Set problem.
Take the line that contains "Extract all readable text from this page." and every line after it in the material below, and quote them exactly.
— Start of Records supplied —
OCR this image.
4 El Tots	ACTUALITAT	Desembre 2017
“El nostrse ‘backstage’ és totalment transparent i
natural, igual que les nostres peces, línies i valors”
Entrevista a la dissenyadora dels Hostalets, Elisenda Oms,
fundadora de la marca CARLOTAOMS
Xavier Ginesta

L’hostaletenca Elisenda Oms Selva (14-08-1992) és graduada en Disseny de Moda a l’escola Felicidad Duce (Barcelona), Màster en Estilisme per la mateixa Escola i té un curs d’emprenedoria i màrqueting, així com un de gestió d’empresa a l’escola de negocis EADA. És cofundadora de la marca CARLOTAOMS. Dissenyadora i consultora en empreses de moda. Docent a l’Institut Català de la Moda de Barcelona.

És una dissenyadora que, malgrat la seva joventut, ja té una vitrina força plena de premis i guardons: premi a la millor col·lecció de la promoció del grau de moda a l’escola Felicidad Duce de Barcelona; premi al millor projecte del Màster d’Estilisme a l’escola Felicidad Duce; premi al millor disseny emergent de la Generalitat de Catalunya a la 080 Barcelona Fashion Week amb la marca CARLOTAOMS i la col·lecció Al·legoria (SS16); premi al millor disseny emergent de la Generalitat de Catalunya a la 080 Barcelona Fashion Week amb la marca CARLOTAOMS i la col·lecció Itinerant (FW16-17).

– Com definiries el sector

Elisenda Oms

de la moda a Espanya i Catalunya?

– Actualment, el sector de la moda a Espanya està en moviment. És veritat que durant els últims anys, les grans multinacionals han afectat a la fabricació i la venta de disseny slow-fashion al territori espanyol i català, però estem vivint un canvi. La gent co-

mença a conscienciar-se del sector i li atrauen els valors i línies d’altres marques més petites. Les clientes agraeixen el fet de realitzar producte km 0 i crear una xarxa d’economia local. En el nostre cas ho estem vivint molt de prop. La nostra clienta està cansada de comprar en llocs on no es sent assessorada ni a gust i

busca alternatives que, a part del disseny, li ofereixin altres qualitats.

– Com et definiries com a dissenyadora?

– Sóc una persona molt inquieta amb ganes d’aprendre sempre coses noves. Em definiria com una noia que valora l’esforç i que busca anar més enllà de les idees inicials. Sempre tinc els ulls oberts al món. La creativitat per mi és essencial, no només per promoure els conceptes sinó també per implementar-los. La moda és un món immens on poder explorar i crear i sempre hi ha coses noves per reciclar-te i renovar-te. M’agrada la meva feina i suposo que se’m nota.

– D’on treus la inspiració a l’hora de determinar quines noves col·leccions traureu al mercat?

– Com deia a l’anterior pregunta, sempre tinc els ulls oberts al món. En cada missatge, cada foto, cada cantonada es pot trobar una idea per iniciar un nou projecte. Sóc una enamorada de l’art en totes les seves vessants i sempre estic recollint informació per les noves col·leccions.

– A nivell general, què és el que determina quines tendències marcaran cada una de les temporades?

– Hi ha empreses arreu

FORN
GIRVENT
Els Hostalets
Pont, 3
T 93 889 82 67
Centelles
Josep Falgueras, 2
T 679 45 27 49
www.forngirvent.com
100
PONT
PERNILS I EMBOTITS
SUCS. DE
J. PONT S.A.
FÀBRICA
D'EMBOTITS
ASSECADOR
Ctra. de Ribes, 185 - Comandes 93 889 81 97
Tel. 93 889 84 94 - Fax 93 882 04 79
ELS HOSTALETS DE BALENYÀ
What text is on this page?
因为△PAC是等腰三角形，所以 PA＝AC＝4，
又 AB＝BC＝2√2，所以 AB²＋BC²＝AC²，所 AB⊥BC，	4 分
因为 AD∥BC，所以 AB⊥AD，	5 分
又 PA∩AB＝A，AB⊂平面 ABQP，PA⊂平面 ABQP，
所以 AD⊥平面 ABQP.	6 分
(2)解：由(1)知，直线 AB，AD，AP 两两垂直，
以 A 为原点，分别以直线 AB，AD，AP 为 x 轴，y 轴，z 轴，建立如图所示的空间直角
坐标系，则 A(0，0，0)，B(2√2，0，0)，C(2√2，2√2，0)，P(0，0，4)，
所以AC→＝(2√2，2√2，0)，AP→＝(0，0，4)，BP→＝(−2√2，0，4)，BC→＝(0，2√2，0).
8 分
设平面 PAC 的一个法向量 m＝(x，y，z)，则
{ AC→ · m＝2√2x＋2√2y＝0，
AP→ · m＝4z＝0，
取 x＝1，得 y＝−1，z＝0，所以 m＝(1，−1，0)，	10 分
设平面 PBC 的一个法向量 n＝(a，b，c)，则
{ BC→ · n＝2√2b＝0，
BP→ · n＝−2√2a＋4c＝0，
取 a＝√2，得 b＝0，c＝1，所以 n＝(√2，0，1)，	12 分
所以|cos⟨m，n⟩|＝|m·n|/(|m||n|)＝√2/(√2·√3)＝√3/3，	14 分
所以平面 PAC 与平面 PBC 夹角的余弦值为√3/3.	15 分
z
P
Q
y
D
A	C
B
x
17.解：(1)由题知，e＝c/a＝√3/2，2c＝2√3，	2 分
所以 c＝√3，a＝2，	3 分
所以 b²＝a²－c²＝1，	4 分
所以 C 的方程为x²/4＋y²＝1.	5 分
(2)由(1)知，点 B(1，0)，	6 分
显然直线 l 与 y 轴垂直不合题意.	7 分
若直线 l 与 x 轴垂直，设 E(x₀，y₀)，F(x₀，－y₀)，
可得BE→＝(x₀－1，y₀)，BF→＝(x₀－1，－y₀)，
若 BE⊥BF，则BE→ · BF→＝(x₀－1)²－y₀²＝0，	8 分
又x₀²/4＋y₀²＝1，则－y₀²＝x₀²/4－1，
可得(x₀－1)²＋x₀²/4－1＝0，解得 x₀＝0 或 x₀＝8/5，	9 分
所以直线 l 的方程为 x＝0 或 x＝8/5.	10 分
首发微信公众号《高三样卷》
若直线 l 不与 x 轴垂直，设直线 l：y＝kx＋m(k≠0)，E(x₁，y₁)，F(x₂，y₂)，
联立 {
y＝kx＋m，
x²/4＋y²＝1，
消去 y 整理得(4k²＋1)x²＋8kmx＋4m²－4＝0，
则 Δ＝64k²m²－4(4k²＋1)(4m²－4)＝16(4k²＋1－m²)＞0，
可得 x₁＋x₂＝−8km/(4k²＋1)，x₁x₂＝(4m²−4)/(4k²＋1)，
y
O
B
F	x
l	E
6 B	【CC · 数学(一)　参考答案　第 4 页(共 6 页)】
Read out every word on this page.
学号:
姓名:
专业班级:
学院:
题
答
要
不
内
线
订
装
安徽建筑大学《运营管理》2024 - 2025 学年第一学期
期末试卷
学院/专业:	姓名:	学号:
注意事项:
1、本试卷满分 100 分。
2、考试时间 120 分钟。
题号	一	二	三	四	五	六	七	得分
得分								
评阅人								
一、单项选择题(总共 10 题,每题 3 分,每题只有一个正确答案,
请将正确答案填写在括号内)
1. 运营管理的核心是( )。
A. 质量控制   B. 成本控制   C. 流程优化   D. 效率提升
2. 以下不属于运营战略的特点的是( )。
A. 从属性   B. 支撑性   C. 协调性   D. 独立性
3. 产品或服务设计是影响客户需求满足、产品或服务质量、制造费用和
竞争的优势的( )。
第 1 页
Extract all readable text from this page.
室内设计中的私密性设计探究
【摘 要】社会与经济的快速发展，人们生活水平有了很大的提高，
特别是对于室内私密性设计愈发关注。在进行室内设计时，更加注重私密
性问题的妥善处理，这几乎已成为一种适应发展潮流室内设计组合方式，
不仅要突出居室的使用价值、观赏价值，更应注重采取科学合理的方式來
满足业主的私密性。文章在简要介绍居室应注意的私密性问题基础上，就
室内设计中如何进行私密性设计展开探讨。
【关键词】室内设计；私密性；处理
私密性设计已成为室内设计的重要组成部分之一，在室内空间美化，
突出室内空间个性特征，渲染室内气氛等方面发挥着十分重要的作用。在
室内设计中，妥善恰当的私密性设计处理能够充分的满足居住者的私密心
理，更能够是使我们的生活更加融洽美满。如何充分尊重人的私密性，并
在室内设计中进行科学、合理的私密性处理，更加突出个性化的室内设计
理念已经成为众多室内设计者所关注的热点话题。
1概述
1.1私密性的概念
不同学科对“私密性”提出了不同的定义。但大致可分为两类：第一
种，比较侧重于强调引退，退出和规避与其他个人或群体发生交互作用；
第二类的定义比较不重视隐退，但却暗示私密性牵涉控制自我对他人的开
— End of Records supplied —
Solution below.
Extract all readable text from this page.
室内设计中的私密性设计探究
【摘 要】社会与经济的快速发展，人们生活水平有了很大的提高，
特别是对于室内私密性设计愈发关注。在进行室内设计时，更加注重私密
性问题的妥善处理，这几乎已成为一种适应发展潮流室内设计组合方式，
不仅要突出居室的使用价值、观赏价值，更应注重采取科学合理的方式來
满足业主的私密性。文章在简要介绍居室应注意的私密性问题基础上，就
室内设计中如何进行私密性设计展开探讨。
【关键词】室内设计；私密性；处理
私密性设计已成为室内设计的重要组成部分之一，在室内空间美化，
突出室内空间个性特征，渲染室内气氛等方面发挥着十分重要的作用。在
室内设计中，妥善恰当的私密性设计处理能够充分的满足居住者的私密心
理，更能够是使我们的生活更加融洽美满。如何充分尊重人的私密性，并
在室内设计中进行科学、合理的私密性处理，更加突出个性化的室内设计
理念已经成为众多室内设计者所关注的热点话题。
1概述
1.1私密性的概念
不同学科对“私密性”提出了不同的定义。但大致可分为两类：第一
种，比较侧重于强调引退，退出和规避与其他个人或群体发生交互作用；
第二类的定义比较不重视隐退，但却暗示私密性牵涉控制自我对他人的开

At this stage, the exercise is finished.